▶ _SHORT EXERCISE_: Pick out each line of the records that includes the string "title", and copy it.

═══ DATA EXCERPTS

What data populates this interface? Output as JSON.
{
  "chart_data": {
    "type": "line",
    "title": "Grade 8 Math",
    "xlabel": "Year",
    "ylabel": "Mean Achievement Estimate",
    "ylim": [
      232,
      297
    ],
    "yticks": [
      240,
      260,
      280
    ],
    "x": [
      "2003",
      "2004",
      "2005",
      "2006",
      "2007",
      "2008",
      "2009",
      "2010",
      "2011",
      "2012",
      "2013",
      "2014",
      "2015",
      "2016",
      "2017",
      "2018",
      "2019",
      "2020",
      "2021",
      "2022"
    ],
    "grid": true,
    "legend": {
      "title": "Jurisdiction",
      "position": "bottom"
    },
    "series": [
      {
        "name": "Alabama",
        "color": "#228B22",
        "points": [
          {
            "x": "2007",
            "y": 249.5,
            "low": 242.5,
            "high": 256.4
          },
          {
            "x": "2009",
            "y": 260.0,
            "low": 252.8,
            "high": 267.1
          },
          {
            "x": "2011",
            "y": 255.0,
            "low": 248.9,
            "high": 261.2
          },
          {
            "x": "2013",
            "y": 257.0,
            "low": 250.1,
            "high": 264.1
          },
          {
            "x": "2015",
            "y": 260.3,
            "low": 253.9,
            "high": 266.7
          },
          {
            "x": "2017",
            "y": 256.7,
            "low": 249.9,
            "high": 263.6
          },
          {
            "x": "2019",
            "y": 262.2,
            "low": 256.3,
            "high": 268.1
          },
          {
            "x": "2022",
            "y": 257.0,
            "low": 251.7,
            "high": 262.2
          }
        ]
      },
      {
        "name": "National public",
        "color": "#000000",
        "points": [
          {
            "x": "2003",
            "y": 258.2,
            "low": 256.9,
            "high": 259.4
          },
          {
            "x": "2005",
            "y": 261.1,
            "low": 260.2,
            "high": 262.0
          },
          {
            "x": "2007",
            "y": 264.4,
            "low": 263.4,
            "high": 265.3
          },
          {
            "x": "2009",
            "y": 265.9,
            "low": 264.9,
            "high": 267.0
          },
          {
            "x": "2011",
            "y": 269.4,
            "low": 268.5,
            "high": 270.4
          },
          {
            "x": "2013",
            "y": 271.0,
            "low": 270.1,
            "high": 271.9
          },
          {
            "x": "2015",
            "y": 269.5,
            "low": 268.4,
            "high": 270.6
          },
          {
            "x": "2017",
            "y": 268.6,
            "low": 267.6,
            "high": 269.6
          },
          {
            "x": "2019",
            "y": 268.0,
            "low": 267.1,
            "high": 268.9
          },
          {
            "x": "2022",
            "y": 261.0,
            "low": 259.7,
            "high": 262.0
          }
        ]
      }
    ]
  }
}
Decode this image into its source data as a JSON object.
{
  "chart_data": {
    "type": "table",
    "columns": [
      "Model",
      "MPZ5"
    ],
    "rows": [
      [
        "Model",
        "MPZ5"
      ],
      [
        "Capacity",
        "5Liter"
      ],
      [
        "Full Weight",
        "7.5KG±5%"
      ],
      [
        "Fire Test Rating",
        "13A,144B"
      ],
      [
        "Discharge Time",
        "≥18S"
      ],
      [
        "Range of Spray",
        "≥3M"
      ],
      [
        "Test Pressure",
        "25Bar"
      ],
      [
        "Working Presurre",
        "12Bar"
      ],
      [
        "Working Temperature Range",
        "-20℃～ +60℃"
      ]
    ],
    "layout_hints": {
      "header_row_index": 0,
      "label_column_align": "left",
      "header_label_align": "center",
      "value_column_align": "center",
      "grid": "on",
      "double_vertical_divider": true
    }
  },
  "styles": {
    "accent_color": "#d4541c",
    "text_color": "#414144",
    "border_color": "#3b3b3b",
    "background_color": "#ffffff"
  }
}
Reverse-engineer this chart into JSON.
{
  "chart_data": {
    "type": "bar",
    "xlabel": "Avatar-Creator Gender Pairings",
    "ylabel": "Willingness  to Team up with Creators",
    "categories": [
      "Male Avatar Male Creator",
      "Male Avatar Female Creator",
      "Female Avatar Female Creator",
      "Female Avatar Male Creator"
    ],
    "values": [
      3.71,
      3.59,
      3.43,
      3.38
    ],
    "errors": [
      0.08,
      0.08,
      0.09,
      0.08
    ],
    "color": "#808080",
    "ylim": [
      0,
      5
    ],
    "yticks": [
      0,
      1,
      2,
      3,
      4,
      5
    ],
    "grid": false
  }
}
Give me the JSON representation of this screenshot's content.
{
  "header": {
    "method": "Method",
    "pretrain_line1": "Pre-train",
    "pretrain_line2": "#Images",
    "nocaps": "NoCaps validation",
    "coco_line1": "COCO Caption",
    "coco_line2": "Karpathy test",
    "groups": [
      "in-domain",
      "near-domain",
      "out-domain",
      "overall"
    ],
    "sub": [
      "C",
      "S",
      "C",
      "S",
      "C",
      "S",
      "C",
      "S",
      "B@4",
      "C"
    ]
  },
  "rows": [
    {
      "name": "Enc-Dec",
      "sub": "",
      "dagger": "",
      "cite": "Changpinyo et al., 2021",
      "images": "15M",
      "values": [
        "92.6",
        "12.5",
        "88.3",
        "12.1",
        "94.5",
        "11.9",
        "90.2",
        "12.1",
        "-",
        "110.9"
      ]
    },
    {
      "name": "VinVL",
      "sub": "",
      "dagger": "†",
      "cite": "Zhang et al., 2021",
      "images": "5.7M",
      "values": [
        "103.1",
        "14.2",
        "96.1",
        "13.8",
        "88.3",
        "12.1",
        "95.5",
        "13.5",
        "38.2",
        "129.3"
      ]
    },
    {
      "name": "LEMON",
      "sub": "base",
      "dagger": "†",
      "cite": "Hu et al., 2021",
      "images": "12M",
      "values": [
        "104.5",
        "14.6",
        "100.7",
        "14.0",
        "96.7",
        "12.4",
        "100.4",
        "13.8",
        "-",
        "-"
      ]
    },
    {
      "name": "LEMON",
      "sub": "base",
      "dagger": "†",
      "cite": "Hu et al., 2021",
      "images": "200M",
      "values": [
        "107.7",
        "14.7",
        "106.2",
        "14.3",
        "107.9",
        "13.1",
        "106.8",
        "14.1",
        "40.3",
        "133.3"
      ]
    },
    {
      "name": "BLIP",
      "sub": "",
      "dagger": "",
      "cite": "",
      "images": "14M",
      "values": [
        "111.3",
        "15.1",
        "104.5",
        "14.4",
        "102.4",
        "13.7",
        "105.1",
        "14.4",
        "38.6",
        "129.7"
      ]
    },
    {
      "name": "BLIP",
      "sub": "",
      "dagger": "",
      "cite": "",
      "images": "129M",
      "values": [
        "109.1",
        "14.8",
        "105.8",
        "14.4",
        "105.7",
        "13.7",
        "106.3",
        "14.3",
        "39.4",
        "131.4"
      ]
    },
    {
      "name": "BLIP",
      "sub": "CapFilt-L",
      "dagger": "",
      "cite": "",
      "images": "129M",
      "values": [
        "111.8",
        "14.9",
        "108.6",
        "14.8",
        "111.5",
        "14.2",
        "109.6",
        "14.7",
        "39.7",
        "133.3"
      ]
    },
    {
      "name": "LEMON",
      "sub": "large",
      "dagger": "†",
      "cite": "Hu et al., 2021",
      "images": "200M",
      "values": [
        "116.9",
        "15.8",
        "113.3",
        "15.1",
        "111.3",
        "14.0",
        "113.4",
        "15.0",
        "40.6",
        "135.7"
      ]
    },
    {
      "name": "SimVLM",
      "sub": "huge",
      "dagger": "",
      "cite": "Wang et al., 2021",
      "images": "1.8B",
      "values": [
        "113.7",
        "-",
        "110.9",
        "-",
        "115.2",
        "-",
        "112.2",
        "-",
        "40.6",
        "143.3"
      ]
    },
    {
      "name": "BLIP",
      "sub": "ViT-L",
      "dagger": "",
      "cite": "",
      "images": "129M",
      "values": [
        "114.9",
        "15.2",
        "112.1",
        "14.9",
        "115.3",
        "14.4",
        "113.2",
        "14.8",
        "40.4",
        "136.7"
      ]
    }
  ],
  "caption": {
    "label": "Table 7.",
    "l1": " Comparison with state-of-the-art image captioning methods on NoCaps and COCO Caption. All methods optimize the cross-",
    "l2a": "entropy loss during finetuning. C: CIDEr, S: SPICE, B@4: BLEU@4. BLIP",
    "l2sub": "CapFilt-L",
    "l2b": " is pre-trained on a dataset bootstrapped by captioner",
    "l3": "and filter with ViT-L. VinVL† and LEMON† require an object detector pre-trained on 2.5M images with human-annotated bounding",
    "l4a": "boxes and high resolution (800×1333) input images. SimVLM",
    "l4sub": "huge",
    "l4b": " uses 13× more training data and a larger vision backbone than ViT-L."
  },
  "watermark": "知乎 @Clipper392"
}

══════

▶ _SOLUTION FOR THIS TASK_:
    "title": "Grade 8 Math",
      "title": "Jurisdiction",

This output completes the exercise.